Stored data entries:
────

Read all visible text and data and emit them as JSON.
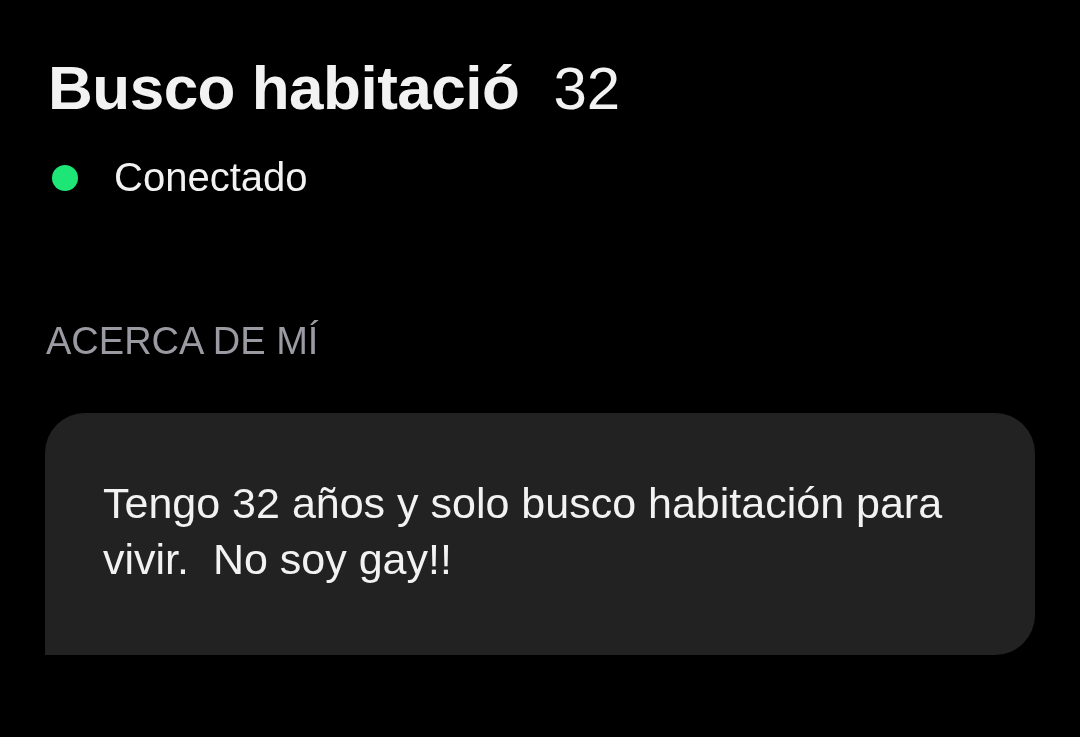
{
  "profile": {
    "name": "Busco habitació",
    "age": "32",
    "online": true,
    "status": "Conectado"
  },
  "about": {
    "heading": "ACERCA DE MÍ",
    "text": "Tengo 32 años y solo busco habitación para vivir.  No soy gay!!"
  }
}
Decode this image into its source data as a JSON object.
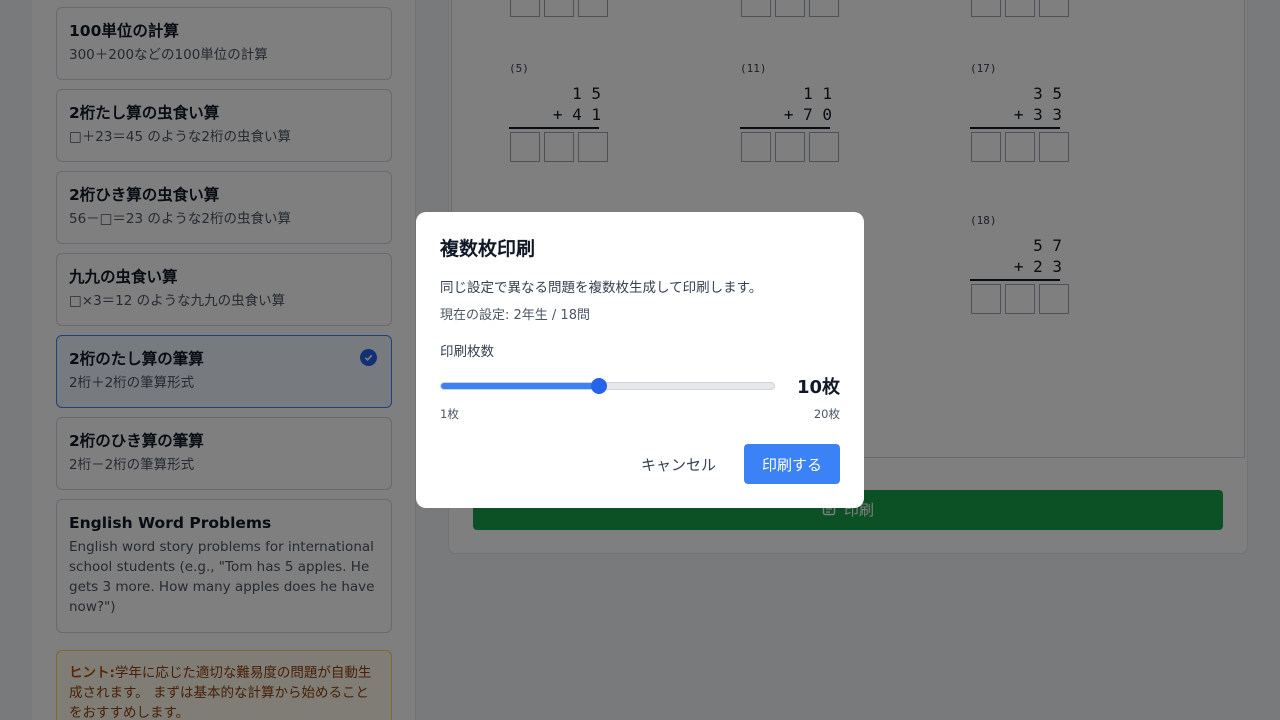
{
  "sidebar": {
    "cards": [
      {
        "title": "100単位の計算",
        "desc": "300＋200などの100単位の計算"
      },
      {
        "title": "2桁たし算の虫食い算",
        "desc": "□＋23＝45 のような2桁の虫食い算"
      },
      {
        "title": "2桁ひき算の虫食い算",
        "desc": "56－□＝23 のような2桁の虫食い算"
      },
      {
        "title": "九九の虫食い算",
        "desc": "□×3＝12 のような九九の虫食い算"
      },
      {
        "title": "2桁のたし算の筆算",
        "desc": "2桁＋2桁の筆算形式"
      },
      {
        "title": "2桁のひき算の筆算",
        "desc": "2桁－2桁の筆算形式"
      },
      {
        "title": "English Word Problems",
        "desc": "English word story problems for international school students (e.g., \"Tom has 5 apples. He gets 3 more. How many apples does he have now?\")"
      }
    ],
    "hint_label": "ヒント:",
    "hint_text": "学年に応じた適切な難易度の問題が自動生成されます。 まずは基本的な計算から始めることをおすすめします。"
  },
  "worksheet": {
    "problems": [
      {
        "num": "(5)",
        "a": "1 5",
        "b": "+ 4 1"
      },
      {
        "num": "(11)",
        "a": "1 1",
        "b": "+ 7 0"
      },
      {
        "num": "(17)",
        "a": "3 5",
        "b": "+ 3 3"
      },
      {
        "num": "(18)",
        "a": "5 7",
        "b": "+ 2 3"
      }
    ],
    "print_button": "印刷"
  },
  "modal": {
    "title": "複数枚印刷",
    "description": "同じ設定で異なる問題を複数枚生成して印刷します。",
    "current_settings": "現在の設定: 2年生 / 18問",
    "count_label": "印刷枚数",
    "count_value": 10,
    "count_display": "10枚",
    "min": 1,
    "max": 20,
    "min_label": "1枚",
    "max_label": "20枚",
    "cancel": "キャンセル",
    "confirm": "印刷する"
  },
  "colors": {
    "accent": "#3b82f6",
    "print_green": "#16a34a"
  }
}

────

WHAT IS EXPECTED: Make an exact copy of all entries above, dropping the images.

ANSWER FOR THE TASK:
Read all visible text and data and emit them as JSON.
{
  "profile": {
    "name": "Busco habitació",
    "age": "32",
    "online": true,
    "status": "Conectado"
  },
  "about": {
    "heading": "ACERCA DE MÍ",
    "text": "Tengo 32 años y solo busco habitación para vivir.  No soy gay!!"
  }
}
Decode this image into its source data as a JSON object.
{
  "sidebar": {
    "cards": [
      {
        "title": "100単位の計算",
        "desc": "300＋200などの100単位の計算"
      },
      {
        "title": "2桁たし算の虫食い算",
        "desc": "□＋23＝45 のような2桁の虫食い算"
      },
      {
        "title": "2桁ひき算の虫食い算",
        "desc": "56－□＝23 のような2桁の虫食い算"
      },
      {
        "title": "九九の虫食い算",
        "desc": "□×3＝12 のような九九の虫食い算"
      },
      {
        "title": "2桁のたし算の筆算",
        "desc": "2桁＋2桁の筆算形式"
      },
      {
        "title": "2桁のひき算の筆算",
        "desc": "2桁－2桁の筆算形式"
      },
      {
        "title": "English Word Problems",
        "desc": "English word story problems for international school students (e.g., \"Tom has 5 apples. He gets 3 more. How many apples does he have now?\")"
      }
    ],
    "hint_label": "ヒント:",
    "hint_text": "学年に応じた適切な難易度の問題が自動生成されます。 まずは基本的な計算から始めることをおすすめします。"
  },
  "worksheet": {
    "problems": [
      {
        "num": "(5)",
        "a": "1 5",
        "b": "+ 4 1"
      },
      {
        "num": "(11)",
        "a": "1 1",
        "b": "+ 7 0"
      },
      {
        "num": "(17)",
        "a": "3 5",
        "b": "+ 3 3"
      },
      {
        "num": "(18)",
        "a": "5 7",
        "b": "+ 2 3"
      }
    ],
    "print_button": "印刷"
  },
  "modal": {
    "title": "複数枚印刷",
    "description": "同じ設定で異なる問題を複数枚生成して印刷します。",
    "current_settings": "現在の設定: 2年生 / 18問",
    "count_label": "印刷枚数",
    "count_value": 10,
    "count_display": "10枚",
    "min": 1,
    "max": 20,
    "min_label": "1枚",
    "max_label": "20枚",
    "cancel": "キャンセル",
    "confirm": "印刷する"
  },
  "colors": {
    "accent": "#3b82f6",
    "print_green": "#16a34a"
  }
}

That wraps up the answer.